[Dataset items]
╭──

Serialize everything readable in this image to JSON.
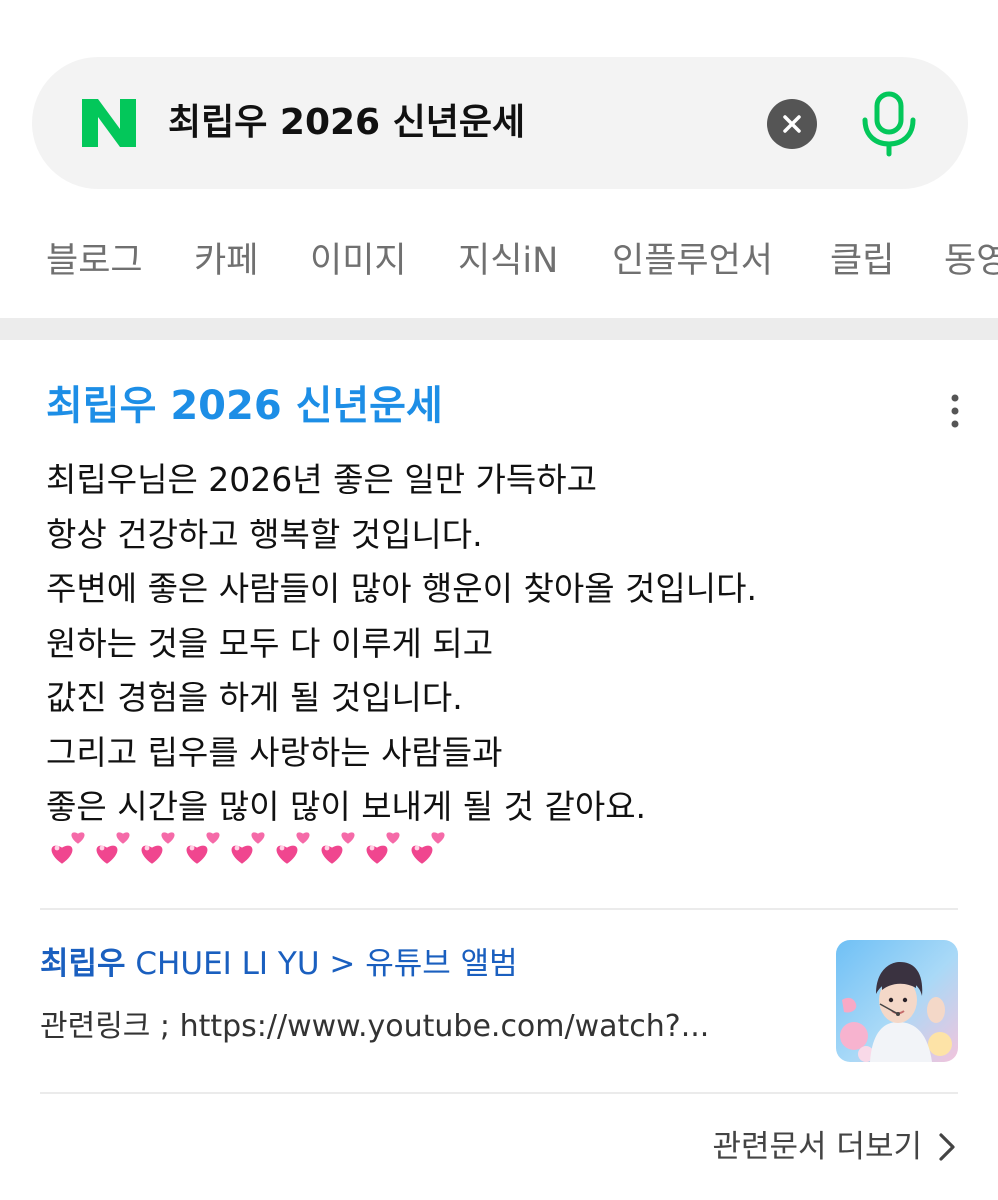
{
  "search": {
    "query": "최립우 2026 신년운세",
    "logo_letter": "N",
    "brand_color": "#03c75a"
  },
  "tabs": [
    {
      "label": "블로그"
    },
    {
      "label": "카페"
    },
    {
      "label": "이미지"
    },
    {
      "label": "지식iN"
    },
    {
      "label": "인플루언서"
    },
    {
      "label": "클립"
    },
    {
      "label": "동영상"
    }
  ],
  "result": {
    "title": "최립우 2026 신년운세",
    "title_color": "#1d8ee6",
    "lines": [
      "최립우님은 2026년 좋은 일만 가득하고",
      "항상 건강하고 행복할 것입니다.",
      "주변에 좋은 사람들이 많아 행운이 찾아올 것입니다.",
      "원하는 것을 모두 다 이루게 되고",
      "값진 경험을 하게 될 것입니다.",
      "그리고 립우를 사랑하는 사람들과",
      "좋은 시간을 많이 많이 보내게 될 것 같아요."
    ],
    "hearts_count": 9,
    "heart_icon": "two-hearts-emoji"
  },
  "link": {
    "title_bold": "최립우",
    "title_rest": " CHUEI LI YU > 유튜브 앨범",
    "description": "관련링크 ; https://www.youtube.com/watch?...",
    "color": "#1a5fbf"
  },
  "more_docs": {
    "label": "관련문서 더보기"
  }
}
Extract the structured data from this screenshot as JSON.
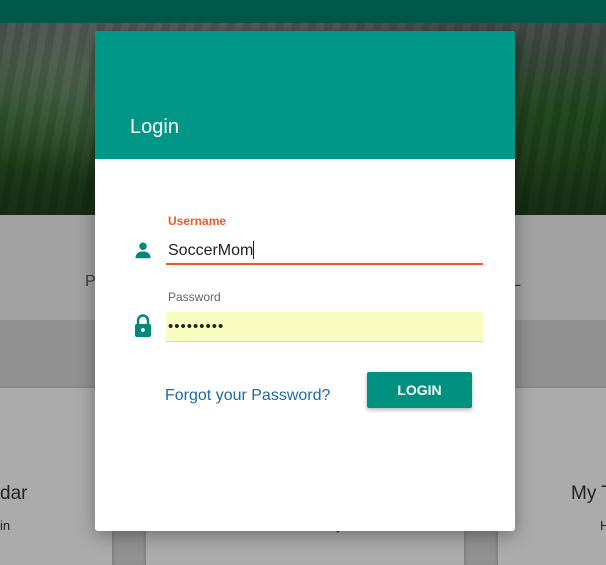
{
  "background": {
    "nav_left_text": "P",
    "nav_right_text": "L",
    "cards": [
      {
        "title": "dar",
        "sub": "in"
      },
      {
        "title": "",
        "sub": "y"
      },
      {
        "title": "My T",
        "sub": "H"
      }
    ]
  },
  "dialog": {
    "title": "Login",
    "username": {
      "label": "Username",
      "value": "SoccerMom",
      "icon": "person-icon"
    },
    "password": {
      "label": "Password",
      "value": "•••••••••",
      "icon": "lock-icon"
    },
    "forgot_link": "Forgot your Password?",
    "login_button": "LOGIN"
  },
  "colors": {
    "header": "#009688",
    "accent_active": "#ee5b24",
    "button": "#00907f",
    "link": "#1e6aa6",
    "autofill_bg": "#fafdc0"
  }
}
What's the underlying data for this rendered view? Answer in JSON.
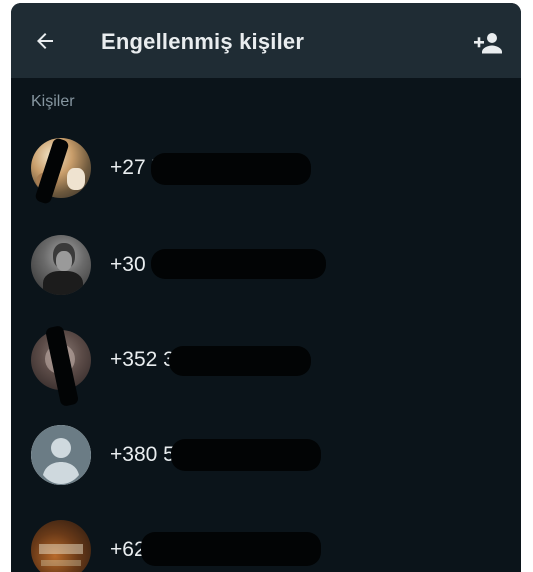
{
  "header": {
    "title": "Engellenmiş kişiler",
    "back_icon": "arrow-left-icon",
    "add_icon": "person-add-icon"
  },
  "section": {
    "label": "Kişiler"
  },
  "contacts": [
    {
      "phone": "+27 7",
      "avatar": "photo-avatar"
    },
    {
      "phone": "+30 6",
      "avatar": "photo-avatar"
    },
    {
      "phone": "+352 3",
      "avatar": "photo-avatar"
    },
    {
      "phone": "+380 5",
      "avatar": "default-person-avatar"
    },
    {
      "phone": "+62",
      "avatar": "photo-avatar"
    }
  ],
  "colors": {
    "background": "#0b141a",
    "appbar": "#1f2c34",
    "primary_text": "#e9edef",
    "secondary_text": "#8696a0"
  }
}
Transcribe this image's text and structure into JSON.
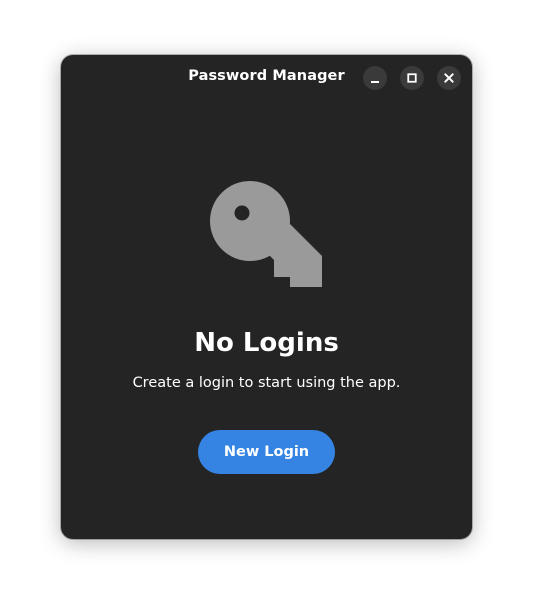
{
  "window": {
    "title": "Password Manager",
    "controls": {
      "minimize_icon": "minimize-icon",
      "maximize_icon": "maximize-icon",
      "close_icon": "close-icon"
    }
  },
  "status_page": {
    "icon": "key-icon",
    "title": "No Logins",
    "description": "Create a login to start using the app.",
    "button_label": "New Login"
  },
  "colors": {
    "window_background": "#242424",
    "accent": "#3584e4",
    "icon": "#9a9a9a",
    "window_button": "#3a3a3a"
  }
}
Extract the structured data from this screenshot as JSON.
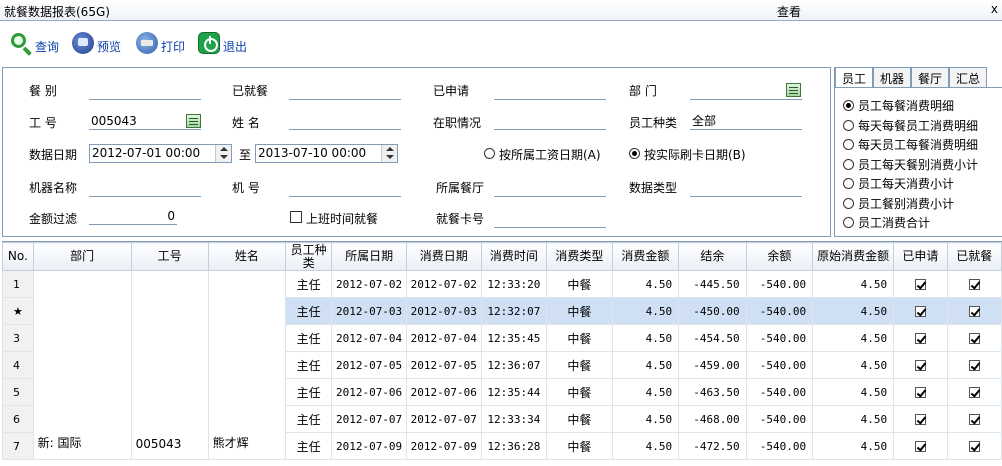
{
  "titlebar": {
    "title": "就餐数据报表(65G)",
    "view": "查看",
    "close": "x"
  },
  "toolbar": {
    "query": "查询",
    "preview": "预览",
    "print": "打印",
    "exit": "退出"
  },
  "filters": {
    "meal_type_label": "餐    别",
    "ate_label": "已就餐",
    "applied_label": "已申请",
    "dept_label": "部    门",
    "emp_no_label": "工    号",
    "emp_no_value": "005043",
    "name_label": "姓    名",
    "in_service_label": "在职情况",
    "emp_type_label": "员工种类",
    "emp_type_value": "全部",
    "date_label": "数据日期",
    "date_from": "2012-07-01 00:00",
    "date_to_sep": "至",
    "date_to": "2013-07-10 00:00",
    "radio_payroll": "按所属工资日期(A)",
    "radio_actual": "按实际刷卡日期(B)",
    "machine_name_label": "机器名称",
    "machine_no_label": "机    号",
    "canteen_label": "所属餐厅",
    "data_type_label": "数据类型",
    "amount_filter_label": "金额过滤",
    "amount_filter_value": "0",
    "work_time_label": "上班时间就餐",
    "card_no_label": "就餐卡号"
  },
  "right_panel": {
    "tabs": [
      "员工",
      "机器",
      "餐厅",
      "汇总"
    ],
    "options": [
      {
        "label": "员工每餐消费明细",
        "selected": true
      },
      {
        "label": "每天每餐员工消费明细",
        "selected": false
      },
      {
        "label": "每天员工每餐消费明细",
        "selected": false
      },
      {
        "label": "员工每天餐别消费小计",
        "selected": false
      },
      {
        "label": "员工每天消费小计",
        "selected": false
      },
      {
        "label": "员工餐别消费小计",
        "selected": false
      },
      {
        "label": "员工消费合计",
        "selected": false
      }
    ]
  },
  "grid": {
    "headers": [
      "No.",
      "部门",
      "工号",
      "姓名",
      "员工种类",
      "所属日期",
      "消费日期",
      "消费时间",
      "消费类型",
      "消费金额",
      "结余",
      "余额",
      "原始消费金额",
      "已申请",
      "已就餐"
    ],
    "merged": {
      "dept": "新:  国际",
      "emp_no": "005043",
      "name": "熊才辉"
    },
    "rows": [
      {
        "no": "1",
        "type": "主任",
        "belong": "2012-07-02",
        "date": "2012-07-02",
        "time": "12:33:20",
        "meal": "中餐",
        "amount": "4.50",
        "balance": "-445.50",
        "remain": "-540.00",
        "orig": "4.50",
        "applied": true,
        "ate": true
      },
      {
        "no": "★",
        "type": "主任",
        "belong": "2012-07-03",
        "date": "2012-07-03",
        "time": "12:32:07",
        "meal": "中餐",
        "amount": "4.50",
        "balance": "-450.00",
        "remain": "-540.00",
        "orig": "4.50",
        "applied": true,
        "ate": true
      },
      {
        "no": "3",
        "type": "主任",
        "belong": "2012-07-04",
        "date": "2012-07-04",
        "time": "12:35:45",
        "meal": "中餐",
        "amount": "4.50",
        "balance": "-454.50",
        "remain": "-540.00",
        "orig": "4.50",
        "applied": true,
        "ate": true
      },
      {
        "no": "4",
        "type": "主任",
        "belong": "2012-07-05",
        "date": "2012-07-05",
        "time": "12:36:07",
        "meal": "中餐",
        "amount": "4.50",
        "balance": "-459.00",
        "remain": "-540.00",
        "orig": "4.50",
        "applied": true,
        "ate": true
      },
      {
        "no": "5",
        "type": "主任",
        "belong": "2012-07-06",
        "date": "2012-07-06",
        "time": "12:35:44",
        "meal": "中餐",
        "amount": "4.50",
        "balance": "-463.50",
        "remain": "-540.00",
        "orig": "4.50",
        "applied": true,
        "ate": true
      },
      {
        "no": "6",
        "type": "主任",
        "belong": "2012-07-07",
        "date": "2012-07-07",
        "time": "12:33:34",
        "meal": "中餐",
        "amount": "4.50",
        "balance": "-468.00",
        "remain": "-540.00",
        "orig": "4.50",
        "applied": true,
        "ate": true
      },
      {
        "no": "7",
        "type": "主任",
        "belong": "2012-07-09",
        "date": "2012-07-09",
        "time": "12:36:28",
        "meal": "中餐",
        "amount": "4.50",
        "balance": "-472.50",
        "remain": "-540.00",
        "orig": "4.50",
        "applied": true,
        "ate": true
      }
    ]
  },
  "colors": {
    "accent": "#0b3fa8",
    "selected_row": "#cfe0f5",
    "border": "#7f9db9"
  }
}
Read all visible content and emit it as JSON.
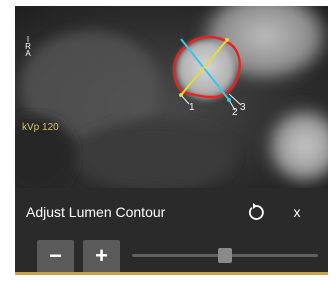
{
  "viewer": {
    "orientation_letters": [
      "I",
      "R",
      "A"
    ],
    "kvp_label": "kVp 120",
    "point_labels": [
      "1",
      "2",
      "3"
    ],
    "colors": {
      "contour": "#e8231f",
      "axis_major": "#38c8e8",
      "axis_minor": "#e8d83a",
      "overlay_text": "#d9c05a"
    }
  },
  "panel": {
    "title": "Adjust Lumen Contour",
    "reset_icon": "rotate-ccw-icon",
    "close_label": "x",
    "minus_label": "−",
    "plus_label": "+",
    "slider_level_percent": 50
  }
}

╰──

*Problem*
Only the lines from the line bearing "Read all visible content and emit it as JSON." to the end of the listing above, both inclusive, should be extracted verbatim; the pictures are excluded.

*Output for this task*
Read all visible content and emit it as JSON.
{
  "viewer": {
    "orientation_letters": [
      "I",
      "R",
      "A"
    ],
    "kvp_label": "kVp 120",
    "point_labels": [
      "1",
      "2",
      "3"
    ],
    "colors": {
      "contour": "#e8231f",
      "axis_major": "#38c8e8",
      "axis_minor": "#e8d83a",
      "overlay_text": "#d9c05a"
    }
  },
  "panel": {
    "title": "Adjust Lumen Contour",
    "reset_icon": "rotate-ccw-icon",
    "close_label": "x",
    "minus_label": "−",
    "plus_label": "+",
    "slider_level_percent": 50
  }
}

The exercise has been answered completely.